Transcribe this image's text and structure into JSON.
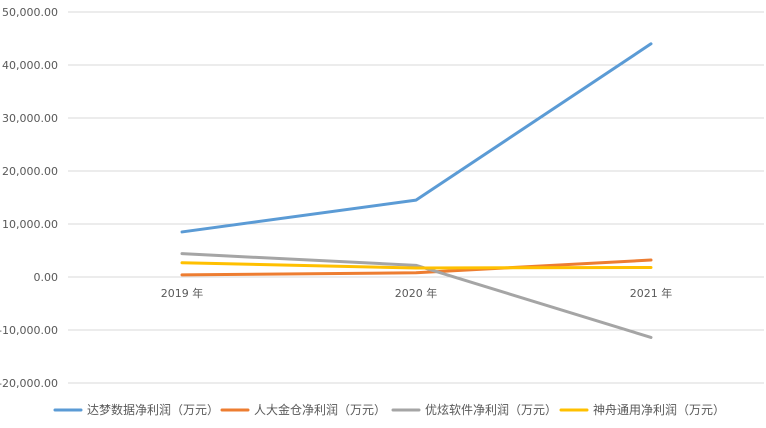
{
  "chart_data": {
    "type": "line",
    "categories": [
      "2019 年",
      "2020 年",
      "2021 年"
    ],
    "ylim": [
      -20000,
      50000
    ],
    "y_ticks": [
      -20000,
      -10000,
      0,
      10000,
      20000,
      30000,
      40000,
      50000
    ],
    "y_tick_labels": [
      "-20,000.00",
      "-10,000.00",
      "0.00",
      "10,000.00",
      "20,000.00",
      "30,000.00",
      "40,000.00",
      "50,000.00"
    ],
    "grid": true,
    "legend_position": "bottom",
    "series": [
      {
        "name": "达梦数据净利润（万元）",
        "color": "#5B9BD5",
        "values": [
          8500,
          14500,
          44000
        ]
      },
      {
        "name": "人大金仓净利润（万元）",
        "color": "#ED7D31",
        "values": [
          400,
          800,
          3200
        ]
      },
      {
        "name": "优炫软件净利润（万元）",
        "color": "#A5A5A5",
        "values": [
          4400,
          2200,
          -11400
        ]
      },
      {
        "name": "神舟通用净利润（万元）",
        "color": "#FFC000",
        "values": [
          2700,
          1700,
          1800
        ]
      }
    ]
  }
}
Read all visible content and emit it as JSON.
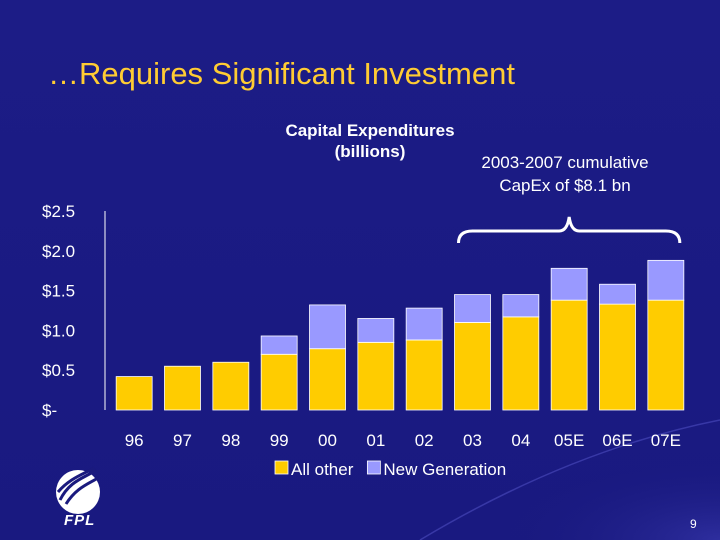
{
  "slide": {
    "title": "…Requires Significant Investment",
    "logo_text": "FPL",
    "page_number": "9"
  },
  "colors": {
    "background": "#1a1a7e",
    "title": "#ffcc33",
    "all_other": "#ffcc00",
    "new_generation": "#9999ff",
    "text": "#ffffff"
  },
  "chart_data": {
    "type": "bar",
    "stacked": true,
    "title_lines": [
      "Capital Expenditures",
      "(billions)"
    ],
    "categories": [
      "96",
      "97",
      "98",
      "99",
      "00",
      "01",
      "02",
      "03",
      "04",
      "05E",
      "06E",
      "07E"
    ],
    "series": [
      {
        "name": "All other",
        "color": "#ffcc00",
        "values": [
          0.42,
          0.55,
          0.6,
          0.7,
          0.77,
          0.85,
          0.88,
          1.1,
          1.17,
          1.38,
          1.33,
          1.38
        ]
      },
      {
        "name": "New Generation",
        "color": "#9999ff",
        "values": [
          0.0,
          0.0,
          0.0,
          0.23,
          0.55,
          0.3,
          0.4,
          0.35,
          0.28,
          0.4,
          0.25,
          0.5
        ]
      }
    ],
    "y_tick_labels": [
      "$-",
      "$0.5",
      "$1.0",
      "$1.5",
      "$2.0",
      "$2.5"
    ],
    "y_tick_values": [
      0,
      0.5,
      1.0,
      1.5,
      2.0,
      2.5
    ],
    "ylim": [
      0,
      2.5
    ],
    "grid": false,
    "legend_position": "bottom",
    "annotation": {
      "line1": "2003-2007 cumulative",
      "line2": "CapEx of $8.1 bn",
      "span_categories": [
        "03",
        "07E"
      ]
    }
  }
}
· · · ·
EXERCISE REQUIREMENTS: Exact duplication of all the records is required; pictures are omitted from the copy.

ANSWER BELOW:
Transcribe this image's text and structure into JSON.
{
  "chart_data": {
    "type": "line",
    "categories": [
      "2019 年",
      "2020 年",
      "2021 年"
    ],
    "ylim": [
      -20000,
      50000
    ],
    "y_ticks": [
      -20000,
      -10000,
      0,
      10000,
      20000,
      30000,
      40000,
      50000
    ],
    "y_tick_labels": [
      "-20,000.00",
      "-10,000.00",
      "0.00",
      "10,000.00",
      "20,000.00",
      "30,000.00",
      "40,000.00",
      "50,000.00"
    ],
    "grid": true,
    "legend_position": "bottom",
    "series": [
      {
        "name": "达梦数据净利润（万元）",
        "color": "#5B9BD5",
        "values": [
          8500,
          14500,
          44000
        ]
      },
      {
        "name": "人大金仓净利润（万元）",
        "color": "#ED7D31",
        "values": [
          400,
          800,
          3200
        ]
      },
      {
        "name": "优炫软件净利润（万元）",
        "color": "#A5A5A5",
        "values": [
          4400,
          2200,
          -11400
        ]
      },
      {
        "name": "神舟通用净利润（万元）",
        "color": "#FFC000",
        "values": [
          2700,
          1700,
          1800
        ]
      }
    ]
  }
}
Read all visible content and emit it as JSON.
{
  "slide": {
    "title": "…Requires Significant Investment",
    "logo_text": "FPL",
    "page_number": "9"
  },
  "colors": {
    "background": "#1a1a7e",
    "title": "#ffcc33",
    "all_other": "#ffcc00",
    "new_generation": "#9999ff",
    "text": "#ffffff"
  },
  "chart_data": {
    "type": "bar",
    "stacked": true,
    "title_lines": [
      "Capital Expenditures",
      "(billions)"
    ],
    "categories": [
      "96",
      "97",
      "98",
      "99",
      "00",
      "01",
      "02",
      "03",
      "04",
      "05E",
      "06E",
      "07E"
    ],
    "series": [
      {
        "name": "All other",
        "color": "#ffcc00",
        "values": [
          0.42,
          0.55,
          0.6,
          0.7,
          0.77,
          0.85,
          0.88,
          1.1,
          1.17,
          1.38,
          1.33,
          1.38
        ]
      },
      {
        "name": "New Generation",
        "color": "#9999ff",
        "values": [
          0.0,
          0.0,
          0.0,
          0.23,
          0.55,
          0.3,
          0.4,
          0.35,
          0.28,
          0.4,
          0.25,
          0.5
        ]
      }
    ],
    "y_tick_labels": [
      "$-",
      "$0.5",
      "$1.0",
      "$1.5",
      "$2.0",
      "$2.5"
    ],
    "y_tick_values": [
      0,
      0.5,
      1.0,
      1.5,
      2.0,
      2.5
    ],
    "ylim": [
      0,
      2.5
    ],
    "grid": false,
    "legend_position": "bottom",
    "annotation": {
      "line1": "2003-2007 cumulative",
      "line2": "CapEx of $8.1 bn",
      "span_categories": [
        "03",
        "07E"
      ]
    }
  }
}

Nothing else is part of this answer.